Problem to work on:
Without including any images, repeat the data exactly.

(Saved entries)

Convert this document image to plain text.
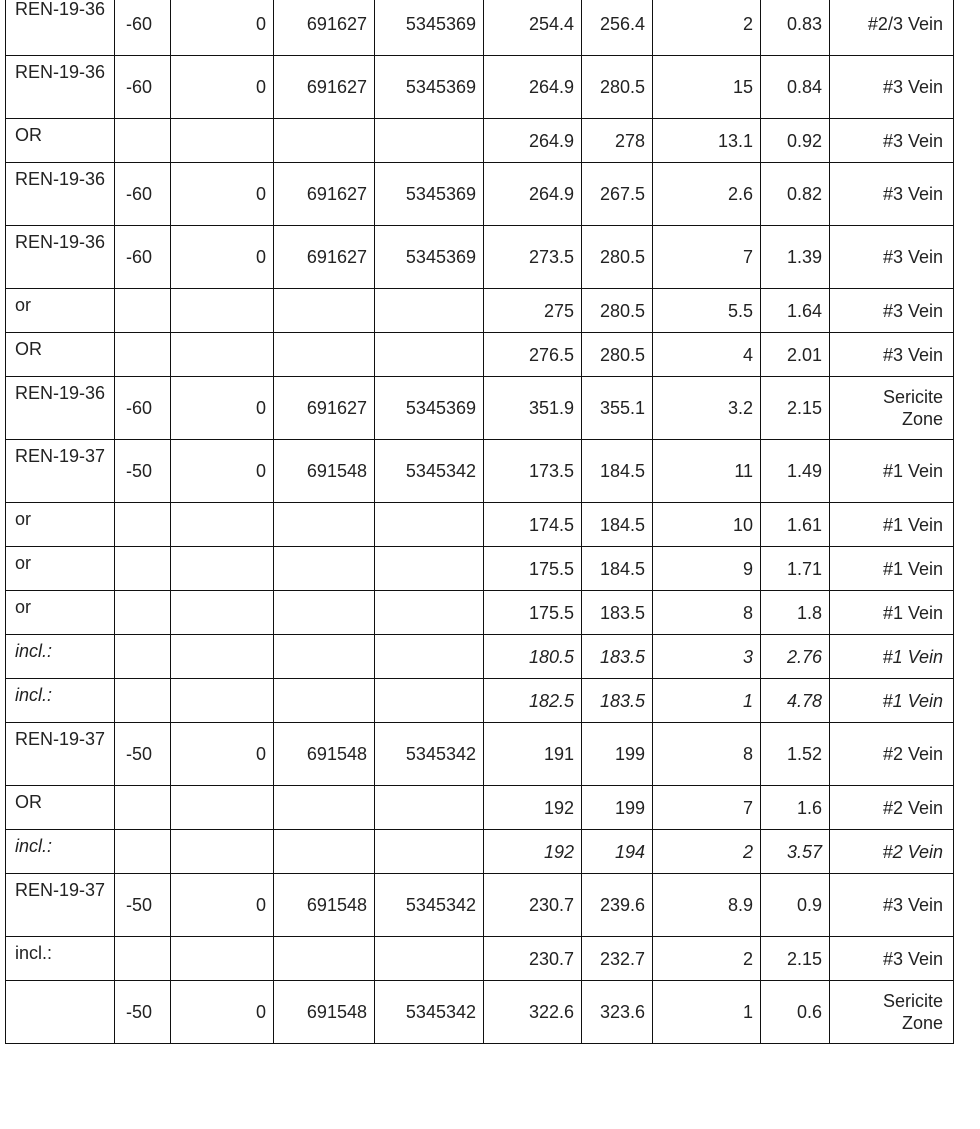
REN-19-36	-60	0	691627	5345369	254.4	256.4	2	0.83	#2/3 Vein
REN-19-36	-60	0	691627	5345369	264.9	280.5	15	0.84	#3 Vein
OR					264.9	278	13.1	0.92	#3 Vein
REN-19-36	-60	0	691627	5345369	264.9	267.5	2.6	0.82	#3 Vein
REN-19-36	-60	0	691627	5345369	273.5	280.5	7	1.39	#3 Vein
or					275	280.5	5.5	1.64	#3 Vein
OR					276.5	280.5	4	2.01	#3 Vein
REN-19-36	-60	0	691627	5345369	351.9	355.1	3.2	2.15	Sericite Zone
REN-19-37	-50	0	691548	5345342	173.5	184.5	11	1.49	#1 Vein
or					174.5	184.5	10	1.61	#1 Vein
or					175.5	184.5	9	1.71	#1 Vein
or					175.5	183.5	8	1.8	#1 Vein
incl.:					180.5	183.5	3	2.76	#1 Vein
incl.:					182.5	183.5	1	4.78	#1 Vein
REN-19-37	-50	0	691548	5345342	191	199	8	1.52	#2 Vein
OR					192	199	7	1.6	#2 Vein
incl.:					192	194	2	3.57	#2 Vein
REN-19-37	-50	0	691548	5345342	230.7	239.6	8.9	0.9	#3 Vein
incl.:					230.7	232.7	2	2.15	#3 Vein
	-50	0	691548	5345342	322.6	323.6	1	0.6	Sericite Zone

Correct response:
Convert this document image to plain text.
REN-19-36	-60	0	691627	5345369	254.4	256.4	2	0.83	#2/3 Vein
REN-19-36	-60	0	691627	5345369	264.9	280.5	15	0.84	#3 Vein
OR					264.9	278	13.1	0.92	#3 Vein
REN-19-36	-60	0	691627	5345369	264.9	267.5	2.6	0.82	#3 Vein
REN-19-36	-60	0	691627	5345369	273.5	280.5	7	1.39	#3 Vein
or					275	280.5	5.5	1.64	#3 Vein
OR					276.5	280.5	4	2.01	#3 Vein
REN-19-36	-60	0	691627	5345369	351.9	355.1	3.2	2.15	Sericite Zone
REN-19-37	-50	0	691548	5345342	173.5	184.5	11	1.49	#1 Vein
or					174.5	184.5	10	1.61	#1 Vein
or					175.5	184.5	9	1.71	#1 Vein
or					175.5	183.5	8	1.8	#1 Vein
incl.:					180.5	183.5	3	2.76	#1 Vein
incl.:					182.5	183.5	1	4.78	#1 Vein
REN-19-37	-50	0	691548	5345342	191	199	8	1.52	#2 Vein
OR					192	199	7	1.6	#2 Vein
incl.:					192	194	2	3.57	#2 Vein
REN-19-37	-50	0	691548	5345342	230.7	239.6	8.9	0.9	#3 Vein
incl.:					230.7	232.7	2	2.15	#3 Vein
	-50	0	691548	5345342	322.6	323.6	1	0.6	Sericite Zone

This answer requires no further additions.